▶ [WORK TO BE COMPLETED]: Print out each record below, unaltered and complete, without its images.

# start of DATA SECTION

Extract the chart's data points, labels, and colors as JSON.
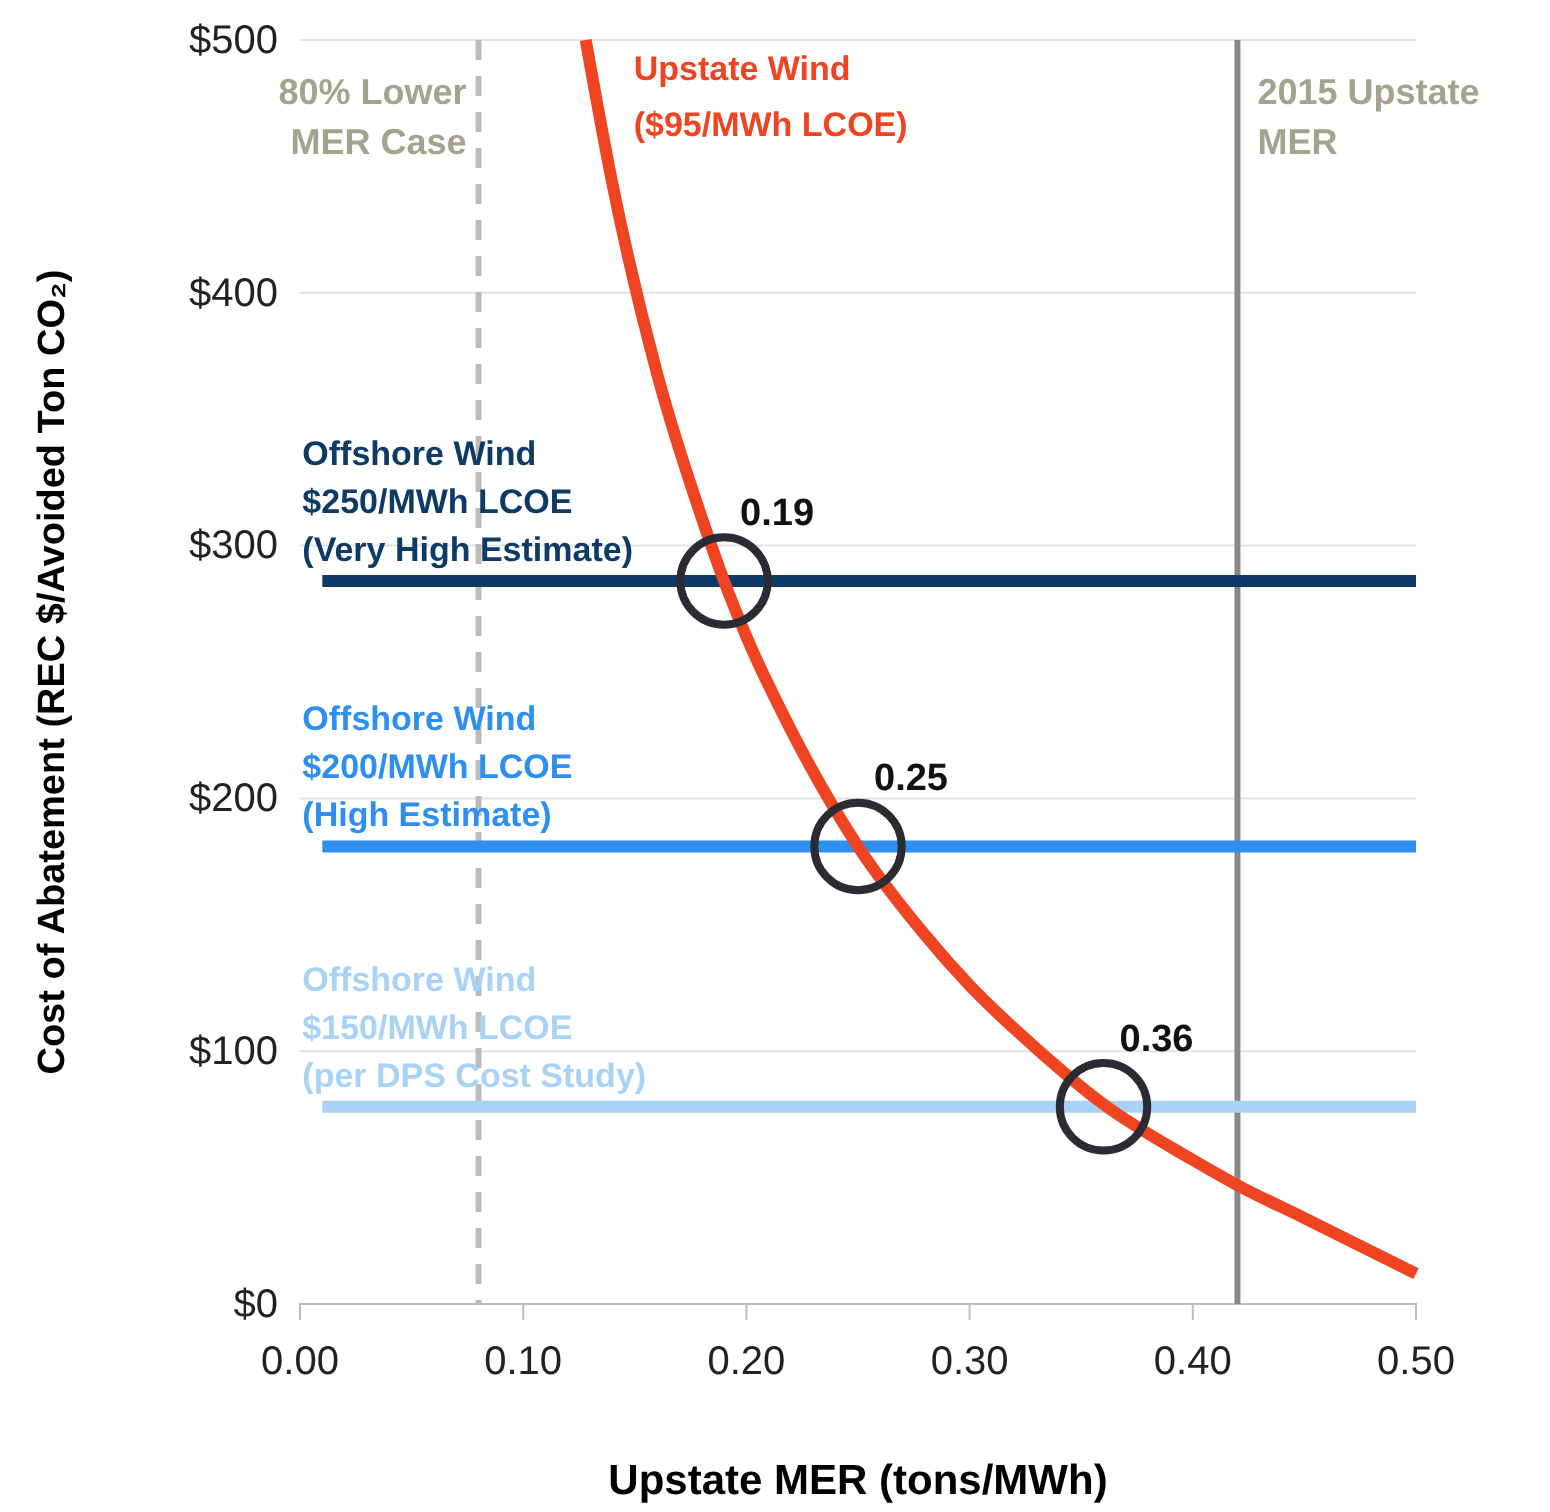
{
  "chart_data": {
    "type": "line",
    "xlabel": "Upstate MER (tons/MWh)",
    "ylabel": "Cost of Abatement (REC $/Avoided Ton CO₂)",
    "xlim": [
      0,
      0.5
    ],
    "xticks": [
      {
        "value": 0,
        "label": "0.00"
      },
      {
        "value": 0.1,
        "label": "0.10"
      },
      {
        "value": 0.2,
        "label": "0.20"
      },
      {
        "value": 0.3,
        "label": "0.30"
      },
      {
        "value": 0.4,
        "label": "0.40"
      },
      {
        "value": 0.5,
        "label": "0.50"
      }
    ],
    "ylim": [
      0,
      500
    ],
    "yticks": [
      {
        "value": 0,
        "label": "$0"
      },
      {
        "value": 100,
        "label": "$100"
      },
      {
        "value": 200,
        "label": "$200"
      },
      {
        "value": 300,
        "label": "$300"
      },
      {
        "value": 400,
        "label": "$400"
      },
      {
        "value": 500,
        "label": "$500"
      }
    ],
    "grid": "y",
    "line_style": "solid",
    "series": [
      {
        "name": "Offshore Wind\n$250/MWh LCOE\n(Very High Estimate)",
        "color": "#0e3a66",
        "x": [
          0.01,
          0.5
        ],
        "values": [
          286,
          286
        ]
      },
      {
        "name": "Offshore Wind\n$200/MWh LCOE\n(High Estimate)",
        "color": "#2e8ff0",
        "x": [
          0.01,
          0.5
        ],
        "values": [
          181,
          181
        ]
      },
      {
        "name": "Offshore Wind\n$150/MWh LCOE\n(per DPS Cost Study)",
        "color": "#a9d2f7",
        "x": [
          0.01,
          0.5
        ],
        "values": [
          78,
          78
        ]
      },
      {
        "name": "Upstate Wind\n($95/MWh LCOE)",
        "color": "#ee4422",
        "x": [
          0.128,
          0.14,
          0.16,
          0.18,
          0.19,
          0.2,
          0.22,
          0.25,
          0.28,
          0.3,
          0.33,
          0.36,
          0.4,
          0.42,
          0.45,
          0.5
        ],
        "values": [
          500,
          443,
          368,
          311,
          286,
          264,
          227,
          181,
          146,
          126,
          101,
          79,
          57,
          47,
          34,
          12
        ]
      },
      {
        "type": "scatter",
        "marker": "circle",
        "color": "#2b2b33",
        "x": [
          0.19,
          0.25,
          0.36
        ],
        "values": [
          286,
          181,
          78
        ]
      }
    ],
    "ref_lines": [
      {
        "axis": "x",
        "value": 0.08,
        "label": "80% Lower\nMER Case",
        "color": "#bbbbbb",
        "line_style": "dashed"
      },
      {
        "axis": "x",
        "value": 0.42,
        "label": "2015 Upstate\nMER",
        "color": "#888888",
        "line_style": "solid"
      }
    ],
    "annotations": [
      {
        "text": "0.19",
        "x": 0.19,
        "y": 286
      },
      {
        "text": "0.25",
        "x": 0.25,
        "y": 181
      },
      {
        "text": "0.36",
        "x": 0.36,
        "y": 78
      }
    ]
  }
}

# end of DATA SECTION

▶ [OUTPUT OF THE EXERCISE]:
Extract the chart's data points, labels, and colors as JSON.
{
  "chart_data": {
    "type": "line",
    "xlabel": "Upstate MER (tons/MWh)",
    "ylabel": "Cost of Abatement (REC $/Avoided Ton CO₂)",
    "xlim": [
      0,
      0.5
    ],
    "xticks": [
      {
        "value": 0,
        "label": "0.00"
      },
      {
        "value": 0.1,
        "label": "0.10"
      },
      {
        "value": 0.2,
        "label": "0.20"
      },
      {
        "value": 0.3,
        "label": "0.30"
      },
      {
        "value": 0.4,
        "label": "0.40"
      },
      {
        "value": 0.5,
        "label": "0.50"
      }
    ],
    "ylim": [
      0,
      500
    ],
    "yticks": [
      {
        "value": 0,
        "label": "$0"
      },
      {
        "value": 100,
        "label": "$100"
      },
      {
        "value": 200,
        "label": "$200"
      },
      {
        "value": 300,
        "label": "$300"
      },
      {
        "value": 400,
        "label": "$400"
      },
      {
        "value": 500,
        "label": "$500"
      }
    ],
    "grid": "y",
    "line_style": "solid",
    "series": [
      {
        "name": "Offshore Wind\n$250/MWh LCOE\n(Very High Estimate)",
        "color": "#0e3a66",
        "x": [
          0.01,
          0.5
        ],
        "values": [
          286,
          286
        ]
      },
      {
        "name": "Offshore Wind\n$200/MWh LCOE\n(High Estimate)",
        "color": "#2e8ff0",
        "x": [
          0.01,
          0.5
        ],
        "values": [
          181,
          181
        ]
      },
      {
        "name": "Offshore Wind\n$150/MWh LCOE\n(per DPS Cost Study)",
        "color": "#a9d2f7",
        "x": [
          0.01,
          0.5
        ],
        "values": [
          78,
          78
        ]
      },
      {
        "name": "Upstate Wind\n($95/MWh LCOE)",
        "color": "#ee4422",
        "x": [
          0.128,
          0.14,
          0.16,
          0.18,
          0.19,
          0.2,
          0.22,
          0.25,
          0.28,
          0.3,
          0.33,
          0.36,
          0.4,
          0.42,
          0.45,
          0.5
        ],
        "values": [
          500,
          443,
          368,
          311,
          286,
          264,
          227,
          181,
          146,
          126,
          101,
          79,
          57,
          47,
          34,
          12
        ]
      },
      {
        "type": "scatter",
        "marker": "circle",
        "color": "#2b2b33",
        "x": [
          0.19,
          0.25,
          0.36
        ],
        "values": [
          286,
          181,
          78
        ]
      }
    ],
    "ref_lines": [
      {
        "axis": "x",
        "value": 0.08,
        "label": "80% Lower\nMER Case",
        "color": "#bbbbbb",
        "line_style": "dashed"
      },
      {
        "axis": "x",
        "value": 0.42,
        "label": "2015 Upstate\nMER",
        "color": "#888888",
        "line_style": "solid"
      }
    ],
    "annotations": [
      {
        "text": "0.19",
        "x": 0.19,
        "y": 286
      },
      {
        "text": "0.25",
        "x": 0.25,
        "y": 181
      },
      {
        "text": "0.36",
        "x": 0.36,
        "y": 78
      }
    ]
  }
}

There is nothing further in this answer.